* START Given information *
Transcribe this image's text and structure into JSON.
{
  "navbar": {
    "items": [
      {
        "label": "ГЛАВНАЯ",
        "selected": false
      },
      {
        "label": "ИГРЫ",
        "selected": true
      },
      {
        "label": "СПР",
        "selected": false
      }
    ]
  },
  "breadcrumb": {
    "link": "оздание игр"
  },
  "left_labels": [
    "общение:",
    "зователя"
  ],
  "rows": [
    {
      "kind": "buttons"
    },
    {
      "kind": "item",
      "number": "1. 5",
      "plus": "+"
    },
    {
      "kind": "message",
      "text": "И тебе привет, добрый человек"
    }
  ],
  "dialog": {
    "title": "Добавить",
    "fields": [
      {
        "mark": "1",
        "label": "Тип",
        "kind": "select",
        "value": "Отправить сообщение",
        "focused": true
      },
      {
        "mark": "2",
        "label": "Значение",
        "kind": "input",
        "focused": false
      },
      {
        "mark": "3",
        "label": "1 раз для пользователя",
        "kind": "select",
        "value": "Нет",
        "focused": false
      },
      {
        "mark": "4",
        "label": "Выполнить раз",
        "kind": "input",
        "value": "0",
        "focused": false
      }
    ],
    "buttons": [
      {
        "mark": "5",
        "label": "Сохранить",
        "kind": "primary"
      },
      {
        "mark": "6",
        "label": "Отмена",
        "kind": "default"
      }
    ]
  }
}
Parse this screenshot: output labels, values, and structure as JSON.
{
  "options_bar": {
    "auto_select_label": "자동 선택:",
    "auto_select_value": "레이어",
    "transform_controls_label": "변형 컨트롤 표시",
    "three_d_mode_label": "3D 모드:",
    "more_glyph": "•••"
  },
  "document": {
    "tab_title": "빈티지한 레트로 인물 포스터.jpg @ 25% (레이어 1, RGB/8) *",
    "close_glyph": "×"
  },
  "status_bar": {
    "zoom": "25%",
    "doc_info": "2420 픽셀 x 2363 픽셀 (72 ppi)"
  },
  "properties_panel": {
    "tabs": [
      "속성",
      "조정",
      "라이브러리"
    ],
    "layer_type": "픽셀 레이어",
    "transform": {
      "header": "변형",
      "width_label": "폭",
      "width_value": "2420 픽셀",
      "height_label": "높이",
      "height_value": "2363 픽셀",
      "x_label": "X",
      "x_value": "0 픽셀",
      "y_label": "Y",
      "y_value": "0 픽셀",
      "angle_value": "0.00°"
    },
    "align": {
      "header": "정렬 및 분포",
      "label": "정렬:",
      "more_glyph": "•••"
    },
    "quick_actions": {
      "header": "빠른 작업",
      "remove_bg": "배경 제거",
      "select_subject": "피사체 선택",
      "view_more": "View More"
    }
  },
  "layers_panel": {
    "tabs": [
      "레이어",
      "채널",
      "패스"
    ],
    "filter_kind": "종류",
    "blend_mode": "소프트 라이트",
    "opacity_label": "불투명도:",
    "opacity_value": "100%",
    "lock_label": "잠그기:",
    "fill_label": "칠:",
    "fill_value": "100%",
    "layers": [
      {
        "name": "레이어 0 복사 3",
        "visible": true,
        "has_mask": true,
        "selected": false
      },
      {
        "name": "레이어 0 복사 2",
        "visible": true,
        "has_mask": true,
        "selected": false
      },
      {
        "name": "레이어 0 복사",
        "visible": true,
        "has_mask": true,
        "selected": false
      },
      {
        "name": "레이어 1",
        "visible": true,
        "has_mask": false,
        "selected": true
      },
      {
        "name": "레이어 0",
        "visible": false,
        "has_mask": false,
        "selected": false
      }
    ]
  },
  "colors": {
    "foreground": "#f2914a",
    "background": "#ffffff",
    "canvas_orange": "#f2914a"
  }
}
* END Given information *
▸ Written instruction
Reproduce the data, keeping every line exactly the same.

▸ Exercise answer
Transcribe this image's text and structure into JSON.
{
  "navbar": {
    "items": [
      {
        "label": "ГЛАВНАЯ",
        "selected": false
      },
      {
        "label": "ИГРЫ",
        "selected": true
      },
      {
        "label": "СПР",
        "selected": false
      }
    ]
  },
  "breadcrumb": {
    "link": "оздание игр"
  },
  "left_labels": [
    "общение:",
    "зователя"
  ],
  "rows": [
    {
      "kind": "buttons"
    },
    {
      "kind": "item",
      "number": "1. 5",
      "plus": "+"
    },
    {
      "kind": "message",
      "text": "И тебе привет, добрый человек"
    }
  ],
  "dialog": {
    "title": "Добавить",
    "fields": [
      {
        "mark": "1",
        "label": "Тип",
        "kind": "select",
        "value": "Отправить сообщение",
        "focused": true
      },
      {
        "mark": "2",
        "label": "Значение",
        "kind": "input",
        "focused": false
      },
      {
        "mark": "3",
        "label": "1 раз для пользователя",
        "kind": "select",
        "value": "Нет",
        "focused": false
      },
      {
        "mark": "4",
        "label": "Выполнить раз",
        "kind": "input",
        "value": "0",
        "focused": false
      }
    ],
    "buttons": [
      {
        "mark": "5",
        "label": "Сохранить",
        "kind": "primary"
      },
      {
        "mark": "6",
        "label": "Отмена",
        "kind": "default"
      }
    ]
  }
}
Parse this screenshot: output labels, values, and structure as JSON.
{
  "options_bar": {
    "auto_select_label": "자동 선택:",
    "auto_select_value": "레이어",
    "transform_controls_label": "변형 컨트롤 표시",
    "three_d_mode_label": "3D 모드:",
    "more_glyph": "•••"
  },
  "document": {
    "tab_title": "빈티지한 레트로 인물 포스터.jpg @ 25% (레이어 1, RGB/8) *",
    "close_glyph": "×"
  },
  "status_bar": {
    "zoom": "25%",
    "doc_info": "2420 픽셀 x 2363 픽셀 (72 ppi)"
  },
  "properties_panel": {
    "tabs": [
      "속성",
      "조정",
      "라이브러리"
    ],
    "layer_type": "픽셀 레이어",
    "transform": {
      "header": "변형",
      "width_label": "폭",
      "width_value": "2420 픽셀",
      "height_label": "높이",
      "height_value": "2363 픽셀",
      "x_label": "X",
      "x_value": "0 픽셀",
      "y_label": "Y",
      "y_value": "0 픽셀",
      "angle_value": "0.00°"
    },
    "align": {
      "header": "정렬 및 분포",
      "label": "정렬:",
      "more_glyph": "•••"
    },
    "quick_actions": {
      "header": "빠른 작업",
      "remove_bg": "배경 제거",
      "select_subject": "피사체 선택",
      "view_more": "View More"
    }
  },
  "layers_panel": {
    "tabs": [
      "레이어",
      "채널",
      "패스"
    ],
    "filter_kind": "종류",
    "blend_mode": "소프트 라이트",
    "opacity_label": "불투명도:",
    "opacity_value": "100%",
    "lock_label": "잠그기:",
    "fill_label": "칠:",
    "fill_value": "100%",
    "layers": [
      {
        "name": "레이어 0 복사 3",
        "visible": true,
        "has_mask": true,
        "selected": false
      },
      {
        "name": "레이어 0 복사 2",
        "visible": true,
        "has_mask": true,
        "selected": false
      },
      {
        "name": "레이어 0 복사",
        "visible": true,
        "has_mask": true,
        "selected": false
      },
      {
        "name": "레이어 1",
        "visible": true,
        "has_mask": false,
        "selected": true
      },
      {
        "name": "레이어 0",
        "visible": false,
        "has_mask": false,
        "selected": false
      }
    ]
  },
  "colors": {
    "foreground": "#f2914a",
    "background": "#ffffff",
    "canvas_orange": "#f2914a"
  }
}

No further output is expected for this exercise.